• **What to produce**: Copy nothing but the text: repeat each entry exactly and drop the images.

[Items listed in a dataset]

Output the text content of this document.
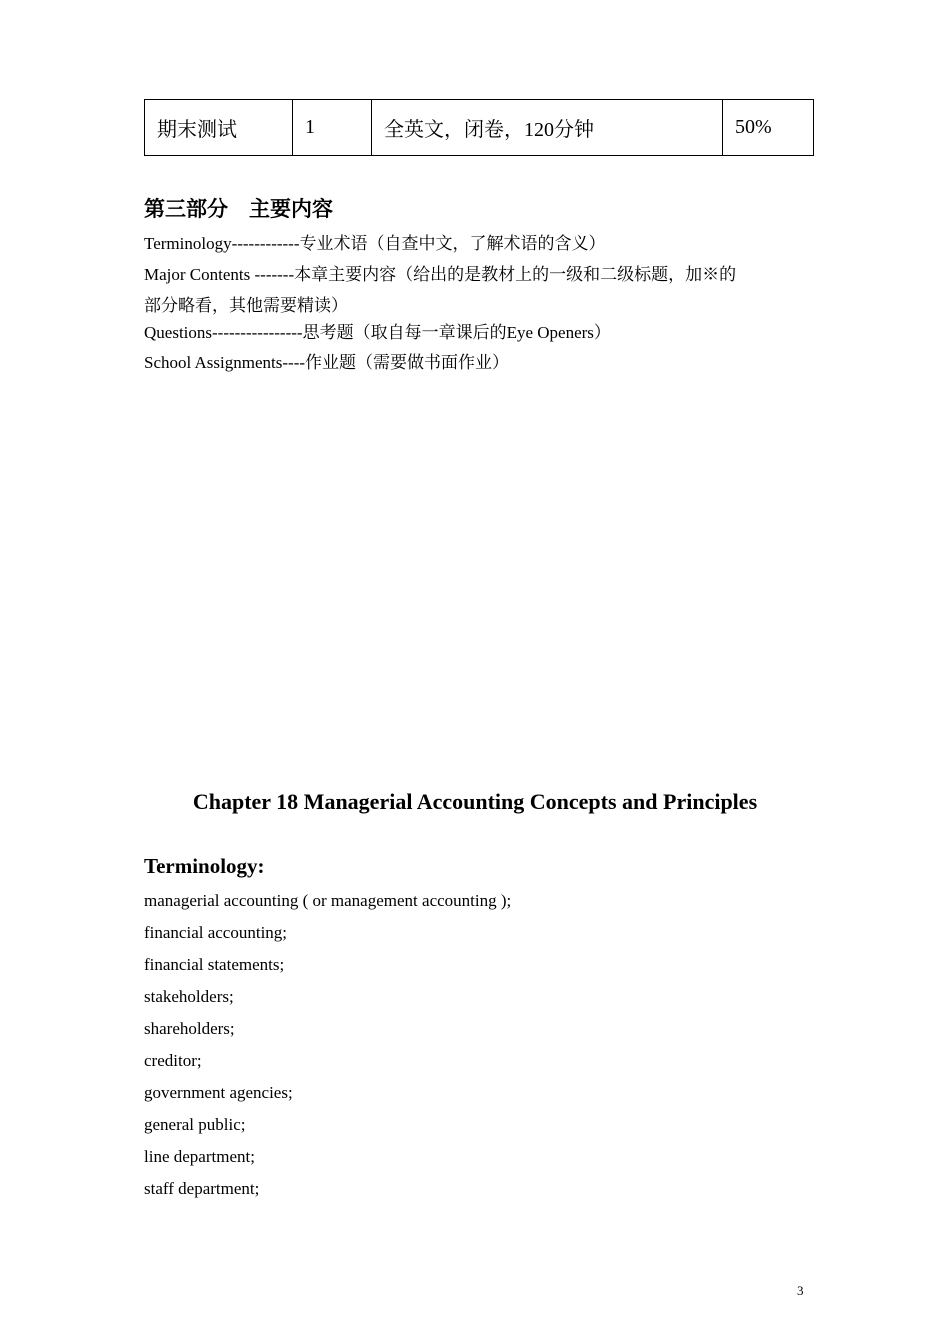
期末测试	1	全英文，闭卷，120分钟	50%
第三部分　主要内容
Terminology------------专业术语（自查中文，了解术语的含义）
Major Contents -------本章主要内容（给出的是教材上的一级和二级标题，加※的
部分略看，其他需要精读）
Questions----------------思考题（取自每一章课后的Eye Openers）
School Assignments----作业题（需要做书面作业）
Chapter 18 Managerial Accounting Concepts and Principles
Terminology:
managerial accounting ( or management accounting );
financial accounting;
financial statements;
stakeholders;
shareholders;
creditor;
government agencies;
general public;
line department;
staff department;
3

• **Solution to this task**:
Output the text content of this document.
期末测试	1	全英文，闭卷，120分钟	50%
第三部分　主要内容
Terminology------------专业术语（自查中文，了解术语的含义）
Major Contents -------本章主要内容（给出的是教材上的一级和二级标题，加※的
部分略看，其他需要精读）
Questions----------------思考题（取自每一章课后的Eye Openers）
School Assignments----作业题（需要做书面作业）
Chapter 18 Managerial Accounting Concepts and Principles
Terminology:
managerial accounting ( or management accounting );
financial accounting;
financial statements;
stakeholders;
shareholders;
creditor;
government agencies;
general public;
line department;
staff department;
3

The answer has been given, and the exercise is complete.